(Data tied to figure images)
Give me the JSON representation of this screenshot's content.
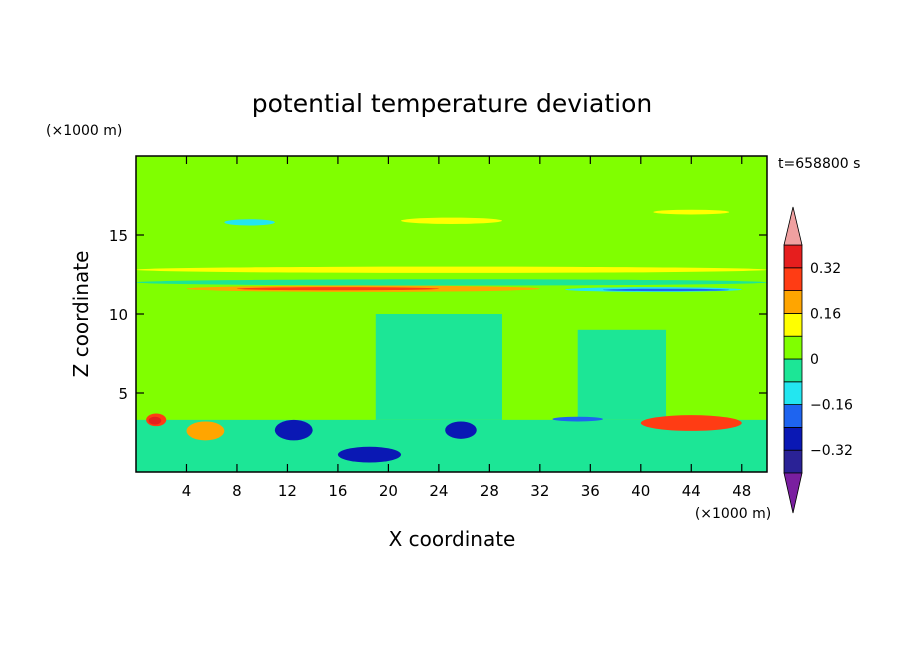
{
  "chart_data": {
    "type": "heatmap",
    "title": "potential temperature deviation",
    "xlabel": "X coordinate",
    "ylabel": "Z coordinate",
    "x_unit": "(×1000 m)",
    "y_unit": "(×1000 m)",
    "time_label": "t=658800 s",
    "xlim": [
      0,
      50
    ],
    "ylim": [
      0,
      20
    ],
    "x_ticks": [
      4,
      8,
      12,
      16,
      20,
      24,
      28,
      32,
      36,
      40,
      44,
      48
    ],
    "y_ticks": [
      5,
      10,
      15
    ],
    "colorbar": {
      "levels": [
        -0.4,
        -0.32,
        -0.24,
        -0.16,
        -0.08,
        0,
        0.08,
        0.16,
        0.24,
        0.32,
        0.4
      ],
      "labeled": [
        0.32,
        0.16,
        0,
        -0.16,
        -0.32
      ],
      "labels": [
        "0.32",
        "0.16",
        "0",
        "−0.16",
        "−0.32"
      ],
      "colors": [
        "#7a1fa0",
        "#2a2296",
        "#0a18b4",
        "#1e64f0",
        "#23e6f0",
        "#1ce696",
        "#80ff00",
        "#ffff00",
        "#ffa500",
        "#ff3c14",
        "#e61e1e",
        "#f0a0a0"
      ]
    },
    "regions": [
      {
        "level": 7,
        "z": [
          12.6,
          13.0
        ],
        "x": [
          0,
          50
        ]
      },
      {
        "level": 8,
        "z": [
          11.4,
          11.8
        ],
        "x": [
          4,
          32
        ]
      },
      {
        "level": 9,
        "z": [
          11.5,
          11.7
        ],
        "x": [
          8,
          24
        ]
      },
      {
        "level": 4,
        "z": [
          11.4,
          11.7
        ],
        "x": [
          34,
          48
        ]
      },
      {
        "level": 3,
        "z": [
          11.45,
          11.6
        ],
        "x": [
          37,
          47
        ]
      },
      {
        "level": 5,
        "z": [
          11.8,
          12.2
        ],
        "x": [
          0,
          50
        ]
      },
      {
        "level": 7,
        "z": [
          15.7,
          16.1
        ],
        "x": [
          21,
          29
        ]
      },
      {
        "level": 4,
        "z": [
          15.6,
          16.0
        ],
        "x": [
          7,
          11
        ]
      },
      {
        "level": 7,
        "z": [
          16.3,
          16.6
        ],
        "x": [
          41,
          47
        ]
      },
      {
        "level": 9,
        "z": [
          2.9,
          3.7
        ],
        "x": [
          0.8,
          2.4
        ]
      },
      {
        "level": 10,
        "z": [
          3.0,
          3.5
        ],
        "x": [
          1.0,
          2.0
        ]
      },
      {
        "level": 9,
        "z": [
          2.6,
          3.6
        ],
        "x": [
          40,
          48
        ]
      },
      {
        "level": 8,
        "z": [
          2.0,
          3.2
        ],
        "x": [
          4,
          7
        ]
      },
      {
        "level": 2,
        "z": [
          2.0,
          3.3
        ],
        "x": [
          11,
          14
        ]
      },
      {
        "level": 2,
        "z": [
          2.1,
          3.2
        ],
        "x": [
          24.5,
          27
        ]
      },
      {
        "level": 2,
        "z": [
          0.6,
          1.6
        ],
        "x": [
          16,
          21
        ]
      },
      {
        "level": 3,
        "z": [
          3.2,
          3.5
        ],
        "x": [
          33,
          37
        ]
      }
    ]
  }
}
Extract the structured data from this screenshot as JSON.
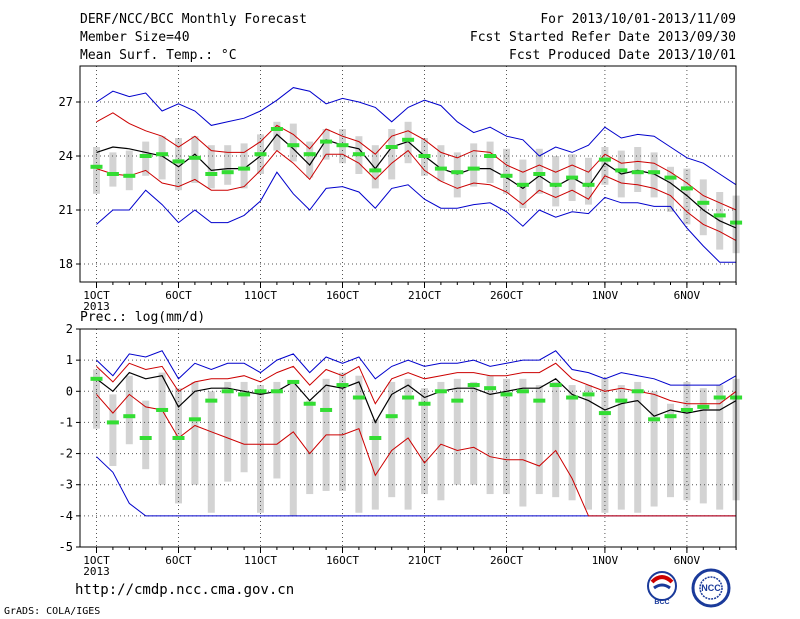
{
  "header": {
    "title_left": "DERF/NCC/BCC Monthly Forecast",
    "member_size": "Member Size=40",
    "variable": "Mean Surf. Temp.: °C",
    "forecast_period": "For 2013/10/01-2013/11/09",
    "refer_date": "Fcst Started Refer Date 2013/09/30",
    "produced_date": "Fcst Produced Date 2013/10/01"
  },
  "lower_label": "Prec.: log(mm/d)",
  "footer": {
    "url": "http://cmdp.ncc.cma.gov.cn",
    "credit": "GrADS: COLA/IGES"
  },
  "logos": {
    "bcc": "BCC",
    "ncc": "NCC"
  },
  "colors": {
    "envelope": "#0000cc",
    "spread": "#cc0000",
    "mean": "#000000",
    "median": "#33dd33",
    "box": "#d3d3d3"
  },
  "chart_data": [
    {
      "type": "line",
      "x_tick_labels": [
        "1OCT\n2013",
        "6OCT",
        "11OCT",
        "16OCT",
        "21OCT",
        "26OCT",
        "1NOV",
        "6NOV"
      ],
      "x_tick_days": [
        1,
        6,
        11,
        16,
        21,
        26,
        32,
        37
      ],
      "x": [
        1,
        2,
        3,
        4,
        5,
        6,
        7,
        8,
        9,
        10,
        11,
        12,
        13,
        14,
        15,
        16,
        17,
        18,
        19,
        20,
        21,
        22,
        23,
        24,
        25,
        26,
        27,
        28,
        29,
        30,
        31,
        32,
        33,
        34,
        35,
        36,
        37,
        38,
        39,
        40
      ],
      "ylim": [
        17,
        29
      ],
      "yticks": [
        18,
        21,
        24,
        27
      ],
      "grid": true,
      "series": [
        {
          "role": "max",
          "values": [
            27.0,
            27.6,
            27.3,
            27.5,
            26.5,
            26.9,
            26.5,
            25.7,
            25.9,
            26.1,
            26.5,
            27.1,
            27.8,
            27.6,
            26.9,
            27.2,
            27.0,
            26.7,
            25.9,
            26.7,
            27.1,
            26.8,
            25.9,
            25.3,
            25.6,
            25.1,
            24.9,
            24.0,
            24.5,
            24.2,
            24.6,
            25.6,
            25.0,
            25.2,
            25.1,
            24.5,
            23.9,
            23.6,
            23.0,
            22.4
          ]
        },
        {
          "role": "upper",
          "values": [
            25.9,
            26.4,
            25.8,
            25.4,
            25.1,
            24.5,
            25.1,
            24.3,
            24.2,
            24.2,
            24.8,
            25.7,
            25.2,
            24.4,
            25.5,
            25.1,
            24.8,
            24.1,
            25.1,
            25.4,
            24.9,
            24.2,
            23.9,
            24.3,
            24.2,
            23.5,
            23.1,
            23.5,
            23.1,
            23.5,
            23.1,
            24.1,
            23.6,
            23.7,
            23.6,
            23.1,
            22.5,
            21.8,
            21.4,
            21.0
          ]
        },
        {
          "role": "mean",
          "values": [
            24.2,
            24.5,
            24.4,
            24.2,
            24.0,
            23.4,
            24.1,
            23.2,
            23.3,
            23.3,
            24.0,
            25.2,
            24.4,
            23.5,
            24.9,
            24.6,
            24.4,
            23.3,
            24.5,
            24.8,
            24.0,
            23.3,
            23.0,
            23.3,
            23.3,
            22.8,
            22.2,
            22.9,
            22.3,
            22.8,
            22.3,
            23.6,
            23.0,
            23.2,
            23.0,
            22.5,
            21.8,
            21.0,
            20.4,
            20.0
          ]
        },
        {
          "role": "lower",
          "values": [
            23.3,
            23.0,
            22.9,
            23.2,
            22.5,
            22.3,
            22.7,
            22.1,
            22.1,
            22.3,
            23.2,
            24.3,
            23.6,
            22.7,
            24.1,
            24.1,
            23.6,
            22.7,
            23.6,
            24.3,
            23.2,
            22.6,
            22.2,
            22.5,
            22.4,
            22.0,
            21.3,
            22.1,
            21.7,
            22.1,
            21.6,
            22.9,
            22.5,
            22.4,
            22.2,
            21.8,
            20.9,
            20.2,
            19.8,
            19.3
          ]
        },
        {
          "role": "min",
          "values": [
            20.2,
            21.0,
            21.0,
            22.1,
            21.3,
            20.3,
            21.0,
            20.3,
            20.3,
            20.7,
            21.5,
            23.1,
            21.9,
            21.0,
            22.2,
            22.3,
            22.0,
            21.1,
            22.2,
            22.4,
            21.6,
            21.1,
            21.1,
            21.3,
            21.4,
            20.9,
            20.1,
            21.0,
            20.6,
            20.9,
            20.8,
            21.7,
            21.4,
            21.4,
            21.2,
            21.2,
            20.0,
            19.0,
            18.1,
            18.1
          ]
        },
        {
          "role": "median",
          "values": [
            23.4,
            23.0,
            22.9,
            24.0,
            24.1,
            23.7,
            23.9,
            23.0,
            23.1,
            23.3,
            24.1,
            25.5,
            24.6,
            24.1,
            24.8,
            24.6,
            24.1,
            23.2,
            24.5,
            24.9,
            24.0,
            23.3,
            23.1,
            23.3,
            24.0,
            22.9,
            22.4,
            23.0,
            22.4,
            22.8,
            22.4,
            23.8,
            23.2,
            23.1,
            23.1,
            22.8,
            22.2,
            21.4,
            20.7,
            20.3
          ]
        },
        {
          "role": "box_high",
          "values": [
            24.5,
            24.2,
            24.3,
            24.8,
            25.1,
            25.0,
            25.1,
            24.6,
            24.6,
            24.7,
            25.2,
            25.9,
            25.8,
            24.8,
            25.5,
            25.5,
            25.1,
            24.6,
            25.5,
            25.9,
            25.0,
            24.6,
            24.2,
            24.7,
            24.8,
            24.4,
            23.8,
            24.4,
            24.0,
            24.1,
            23.9,
            24.5,
            24.3,
            24.5,
            24.2,
            23.4,
            23.3,
            22.7,
            22.0,
            21.8
          ]
        },
        {
          "role": "box_low",
          "values": [
            21.9,
            22.3,
            22.1,
            22.9,
            22.7,
            22.1,
            22.5,
            22.2,
            22.4,
            22.2,
            23.0,
            24.3,
            23.7,
            22.8,
            23.8,
            23.6,
            23.0,
            22.2,
            22.7,
            23.6,
            22.9,
            22.6,
            21.7,
            22.3,
            22.5,
            21.9,
            21.1,
            21.9,
            21.2,
            21.5,
            21.3,
            22.4,
            21.7,
            22.0,
            21.7,
            20.9,
            20.2,
            19.6,
            18.8,
            18.6
          ]
        }
      ]
    },
    {
      "type": "line",
      "x_tick_labels": [
        "1OCT\n2013",
        "6OCT",
        "11OCT",
        "16OCT",
        "21OCT",
        "26OCT",
        "1NOV",
        "6NOV"
      ],
      "x_tick_days": [
        1,
        6,
        11,
        16,
        21,
        26,
        32,
        37
      ],
      "x": [
        1,
        2,
        3,
        4,
        5,
        6,
        7,
        8,
        9,
        10,
        11,
        12,
        13,
        14,
        15,
        16,
        17,
        18,
        19,
        20,
        21,
        22,
        23,
        24,
        25,
        26,
        27,
        28,
        29,
        30,
        31,
        32,
        33,
        34,
        35,
        36,
        37,
        38,
        39,
        40
      ],
      "ylim": [
        -5,
        2
      ],
      "yticks": [
        -5,
        -4,
        -3,
        -2,
        -1,
        0,
        1,
        2
      ],
      "ylabel": "Prec.: log(mm/d)",
      "grid": true,
      "series": [
        {
          "role": "max",
          "values": [
            1.0,
            0.5,
            1.2,
            1.1,
            1.3,
            0.4,
            0.9,
            0.7,
            0.9,
            0.9,
            0.6,
            1.0,
            1.2,
            0.6,
            1.1,
            0.9,
            1.1,
            0.4,
            0.8,
            1.0,
            0.8,
            0.9,
            0.9,
            1.0,
            0.8,
            0.9,
            1.0,
            1.0,
            1.3,
            0.7,
            0.6,
            0.4,
            0.6,
            0.5,
            0.4,
            0.2,
            0.2,
            0.2,
            0.2,
            0.5
          ]
        },
        {
          "role": "upper",
          "values": [
            0.8,
            0.3,
            0.9,
            0.7,
            0.8,
            0.0,
            0.3,
            0.4,
            0.4,
            0.5,
            0.3,
            0.6,
            0.8,
            0.2,
            0.7,
            0.5,
            0.8,
            -0.4,
            0.4,
            0.6,
            0.4,
            0.5,
            0.6,
            0.6,
            0.5,
            0.5,
            0.6,
            0.6,
            0.9,
            0.4,
            0.2,
            0.0,
            0.1,
            0.0,
            -0.1,
            -0.3,
            -0.4,
            -0.4,
            -0.4,
            0.0
          ]
        },
        {
          "role": "mean",
          "values": [
            0.4,
            0.0,
            0.6,
            0.4,
            0.5,
            -0.5,
            0.0,
            0.1,
            0.1,
            0.0,
            -0.1,
            0.0,
            0.3,
            -0.3,
            0.2,
            0.1,
            0.3,
            -1.0,
            -0.1,
            0.2,
            -0.2,
            0.0,
            0.1,
            0.1,
            -0.1,
            0.0,
            0.1,
            0.1,
            0.4,
            -0.1,
            -0.3,
            -0.6,
            -0.4,
            -0.3,
            -0.8,
            -0.6,
            -0.7,
            -0.6,
            -0.6,
            -0.3
          ]
        },
        {
          "role": "lower",
          "values": [
            -0.1,
            -0.7,
            -0.1,
            -0.5,
            -0.6,
            -1.5,
            -1.1,
            -1.3,
            -1.5,
            -1.7,
            -1.7,
            -1.7,
            -1.3,
            -2.0,
            -1.4,
            -1.4,
            -1.2,
            -2.7,
            -1.9,
            -1.5,
            -2.3,
            -1.7,
            -1.9,
            -1.8,
            -2.1,
            -2.2,
            -2.2,
            -2.4,
            -1.9,
            -2.8,
            -4.0,
            -4.0,
            -4.0,
            -4.0,
            -4.0,
            -4.0,
            -4.0,
            -4.0,
            -4.0,
            -4.0
          ]
        },
        {
          "role": "min",
          "values": [
            -2.1,
            -2.6,
            -3.6,
            -4.0,
            -4.0,
            -4.0,
            -4.0,
            -4.0,
            -4.0,
            -4.0,
            -4.0,
            -4.0,
            -4.0,
            -4.0,
            -4.0,
            -4.0,
            -4.0,
            -4.0,
            -4.0,
            -4.0,
            -4.0,
            -4.0,
            -4.0,
            -4.0,
            -4.0,
            -4.0,
            -4.0,
            -4.0,
            -4.0,
            -4.0,
            -4.0,
            -4.0,
            -4.0,
            -4.0,
            -4.0,
            -4.0,
            -4.0,
            -4.0,
            -4.0,
            -4.0
          ]
        },
        {
          "role": "median",
          "values": [
            0.4,
            -1.0,
            -0.8,
            -1.5,
            -0.6,
            -1.5,
            -0.9,
            -0.3,
            0.0,
            -0.1,
            0.0,
            0.0,
            0.3,
            -0.4,
            -0.6,
            0.2,
            -0.2,
            -1.5,
            -0.8,
            -0.2,
            -0.4,
            0.0,
            -0.3,
            0.2,
            0.1,
            -0.1,
            0.0,
            -0.3,
            0.2,
            -0.2,
            -0.1,
            -0.7,
            -0.3,
            0.0,
            -0.9,
            -0.8,
            -0.6,
            -0.5,
            -0.2,
            -0.2
          ]
        },
        {
          "role": "box_high",
          "values": [
            0.7,
            -0.1,
            0.5,
            -0.3,
            0.6,
            0.1,
            0.3,
            0.0,
            0.3,
            0.3,
            0.2,
            0.3,
            0.3,
            -0.3,
            0.4,
            0.6,
            0.5,
            -0.9,
            0.3,
            0.4,
            0.1,
            0.3,
            0.4,
            0.3,
            0.5,
            0.4,
            0.4,
            0.2,
            0.3,
            0.2,
            0.2,
            0.4,
            0.2,
            0.3,
            0.0,
            -0.4,
            0.3,
            0.1,
            0.2,
            0.4
          ]
        },
        {
          "role": "box_low",
          "values": [
            -1.2,
            -2.4,
            -1.7,
            -2.5,
            -3.0,
            -3.6,
            -3.0,
            -3.9,
            -2.9,
            -2.6,
            -3.9,
            -2.8,
            -4.0,
            -3.3,
            -3.2,
            -3.2,
            -3.9,
            -3.8,
            -3.4,
            -3.8,
            -3.3,
            -3.5,
            -3.0,
            -3.0,
            -3.3,
            -3.3,
            -3.7,
            -3.3,
            -3.4,
            -3.5,
            -3.8,
            -3.9,
            -3.8,
            -3.9,
            -3.7,
            -3.4,
            -3.5,
            -3.6,
            -3.8,
            -3.5
          ]
        }
      ]
    }
  ]
}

Your instructions: Go over the records above line by line and count those holding the word "Fcst". Reply only with the number.

Complete answer: 2